- [What to do]: All the data below goes into the copy word for word, but the pictures don't.

- [Material for this task]:
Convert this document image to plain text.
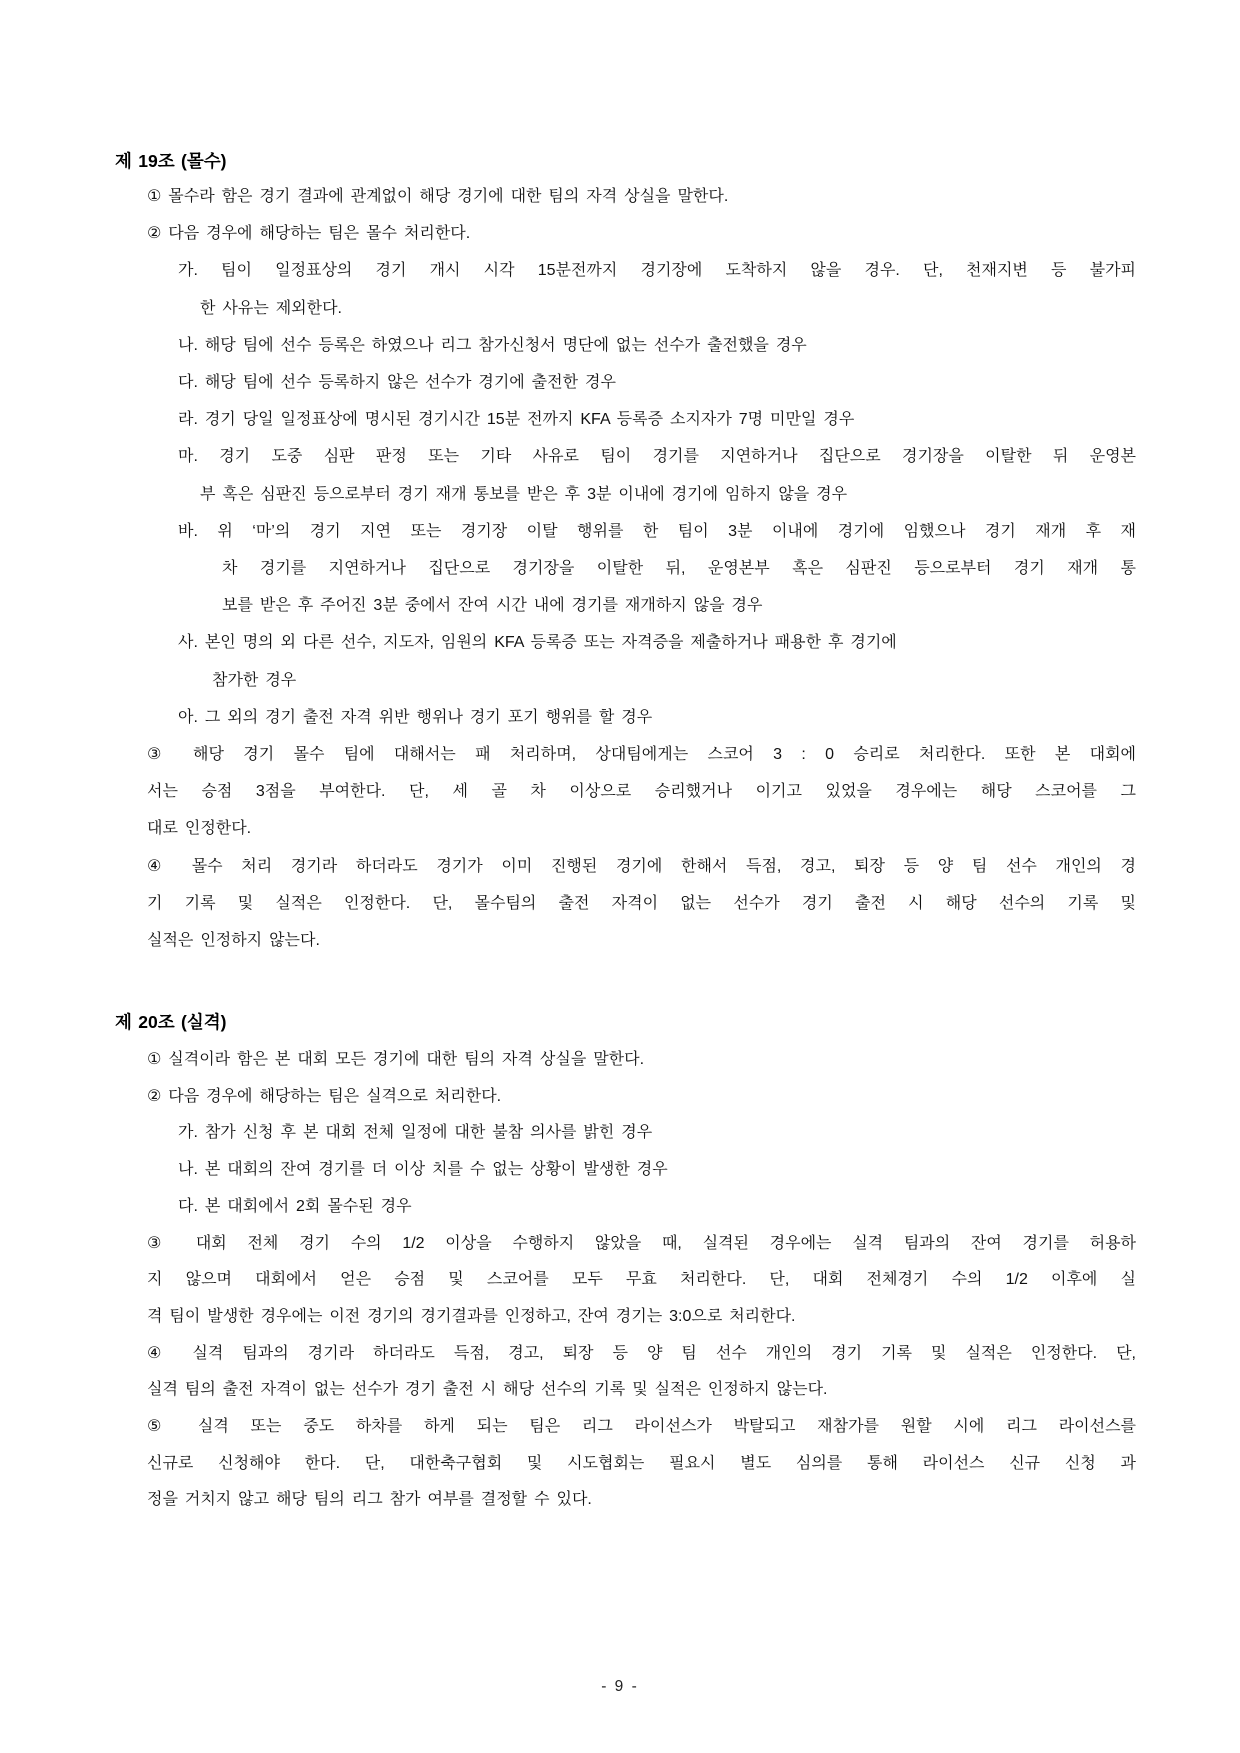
- 9 -
제 19조 (몰수)
① 몰수라 함은 경기 결과에 관계없이 해당 경기에 대한 팀의 자격 상실을 말한다.
② 다음 경우에 해당하는 팀은 몰수 처리한다.
가. 팀이 일정표상의 경기 개시 시각 15분전까지 경기장에 도착하지 않을 경우. 단, 천재지변 등 불가피
한 사유는 제외한다.
나. 해당 팀에 선수 등록은 하였으나 리그 참가신청서 명단에 없는 선수가 출전했을 경우
다. 해당 팀에 선수 등록하지 않은 선수가 경기에 출전한 경우
라. 경기 당일 일정표상에 명시된 경기시간 15분 전까지 KFA 등록증 소지자가 7명 미만일 경우
마. 경기 도중 심판 판정 또는 기타 사유로 팀이 경기를 지연하거나 집단으로 경기장을 이탈한 뒤 운영본
부 혹은 심판진 등으로부터 경기 재개 통보를 받은 후 3분 이내에 경기에 임하지 않을 경우
바. 위 ‘마’의 경기 지연 또는 경기장 이탈 행위를 한 팀이 3분 이내에 경기에 임했으나 경기 재개 후 재
차 경기를 지연하거나 집단으로 경기장을 이탈한 뒤, 운영본부 혹은 심판진 등으로부터 경기 재개 통
보를 받은 후 주어진 3분 중에서 잔여 시간 내에 경기를 재개하지 않을 경우
사. 본인 명의 외 다른 선수, 지도자, 임원의 KFA 등록증 또는 자격증을 제출하거나 패용한 후 경기에
참가한 경우
아. 그 외의 경기 출전 자격 위반 행위나 경기 포기 행위를 할 경우
③ 해당 경기 몰수 팀에 대해서는 패 처리하며, 상대팀에게는 스코어 3 : 0 승리로 처리한다. 또한 본 대회에
서는 승점 3점을 부여한다. 단, 세 골 차 이상으로 승리했거나 이기고 있었을 경우에는 해당 스코어를 그
대로 인정한다.
④ 몰수 처리 경기라 하더라도 경기가 이미 진행된 경기에 한해서 득점, 경고, 퇴장 등 양 팀 선수 개인의 경
기 기록 및 실적은 인정한다. 단, 몰수팀의 출전 자격이 없는 선수가 경기 출전 시 해당 선수의 기록 및
실적은 인정하지 않는다.
제 20조 (실격)
① 실격이라 함은 본 대회 모든 경기에 대한 팀의 자격 상실을 말한다.
② 다음 경우에 해당하는 팀은 실격으로 처리한다.
가. 참가 신청 후 본 대회 전체 일정에 대한 불참 의사를 밝힌 경우
나. 본 대회의 잔여 경기를 더 이상 치를 수 없는 상황이 발생한 경우
다. 본 대회에서 2회 몰수된 경우
③ 대회 전체 경기 수의 1/2 이상을 수행하지 않았을 때, 실격된 경우에는 실격 팀과의 잔여 경기를 허용하
지 않으며 대회에서 얻은 승점 및 스코어를 모두 무효 처리한다. 단, 대회 전체경기 수의 1/2 이후에 실
격 팀이 발생한 경우에는 이전 경기의 경기결과를 인정하고, 잔여 경기는 3:0으로 처리한다.
④ 실격 팀과의 경기라 하더라도 득점, 경고, 퇴장 등 양 팀 선수 개인의 경기 기록 및 실적은 인정한다. 단,
실격 팀의 출전 자격이 없는 선수가 경기 출전 시 해당 선수의 기록 및 실적은 인정하지 않는다.
⑤ 실격 또는 중도 하차를 하게 되는 팀은 리그 라이선스가 박탈되고 재참가를 원할 시에 리그 라이선스를
신규로 신청해야 한다. 단, 대한축구협회 및 시도협회는 필요시 별도 심의를 통해 라이선스 신규 신청 과
정을 거치지 않고 해당 팀의 리그 참가 여부를 결정할 수 있다.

- [Completed exercise]:
Convert this document image to plain text.
- 9 -
제 19조 (몰수)
① 몰수라 함은 경기 결과에 관계없이 해당 경기에 대한 팀의 자격 상실을 말한다.
② 다음 경우에 해당하는 팀은 몰수 처리한다.
가. 팀이 일정표상의 경기 개시 시각 15분전까지 경기장에 도착하지 않을 경우. 단, 천재지변 등 불가피
한 사유는 제외한다.
나. 해당 팀에 선수 등록은 하였으나 리그 참가신청서 명단에 없는 선수가 출전했을 경우
다. 해당 팀에 선수 등록하지 않은 선수가 경기에 출전한 경우
라. 경기 당일 일정표상에 명시된 경기시간 15분 전까지 KFA 등록증 소지자가 7명 미만일 경우
마. 경기 도중 심판 판정 또는 기타 사유로 팀이 경기를 지연하거나 집단으로 경기장을 이탈한 뒤 운영본
부 혹은 심판진 등으로부터 경기 재개 통보를 받은 후 3분 이내에 경기에 임하지 않을 경우
바. 위 ‘마’의 경기 지연 또는 경기장 이탈 행위를 한 팀이 3분 이내에 경기에 임했으나 경기 재개 후 재
차 경기를 지연하거나 집단으로 경기장을 이탈한 뒤, 운영본부 혹은 심판진 등으로부터 경기 재개 통
보를 받은 후 주어진 3분 중에서 잔여 시간 내에 경기를 재개하지 않을 경우
사. 본인 명의 외 다른 선수, 지도자, 임원의 KFA 등록증 또는 자격증을 제출하거나 패용한 후 경기에
참가한 경우
아. 그 외의 경기 출전 자격 위반 행위나 경기 포기 행위를 할 경우
③ 해당 경기 몰수 팀에 대해서는 패 처리하며, 상대팀에게는 스코어 3 : 0 승리로 처리한다. 또한 본 대회에
서는 승점 3점을 부여한다. 단, 세 골 차 이상으로 승리했거나 이기고 있었을 경우에는 해당 스코어를 그
대로 인정한다.
④ 몰수 처리 경기라 하더라도 경기가 이미 진행된 경기에 한해서 득점, 경고, 퇴장 등 양 팀 선수 개인의 경
기 기록 및 실적은 인정한다. 단, 몰수팀의 출전 자격이 없는 선수가 경기 출전 시 해당 선수의 기록 및
실적은 인정하지 않는다.
제 20조 (실격)
① 실격이라 함은 본 대회 모든 경기에 대한 팀의 자격 상실을 말한다.
② 다음 경우에 해당하는 팀은 실격으로 처리한다.
가. 참가 신청 후 본 대회 전체 일정에 대한 불참 의사를 밝힌 경우
나. 본 대회의 잔여 경기를 더 이상 치를 수 없는 상황이 발생한 경우
다. 본 대회에서 2회 몰수된 경우
③ 대회 전체 경기 수의 1/2 이상을 수행하지 않았을 때, 실격된 경우에는 실격 팀과의 잔여 경기를 허용하
지 않으며 대회에서 얻은 승점 및 스코어를 모두 무효 처리한다. 단, 대회 전체경기 수의 1/2 이후에 실
격 팀이 발생한 경우에는 이전 경기의 경기결과를 인정하고, 잔여 경기는 3:0으로 처리한다.
④ 실격 팀과의 경기라 하더라도 득점, 경고, 퇴장 등 양 팀 선수 개인의 경기 기록 및 실적은 인정한다. 단,
실격 팀의 출전 자격이 없는 선수가 경기 출전 시 해당 선수의 기록 및 실적은 인정하지 않는다.
⑤ 실격 또는 중도 하차를 하게 되는 팀은 리그 라이선스가 박탈되고 재참가를 원할 시에 리그 라이선스를
신규로 신청해야 한다. 단, 대한축구협회 및 시도협회는 필요시 별도 심의를 통해 라이선스 신규 신청 과
정을 거치지 않고 해당 팀의 리그 참가 여부를 결정할 수 있다.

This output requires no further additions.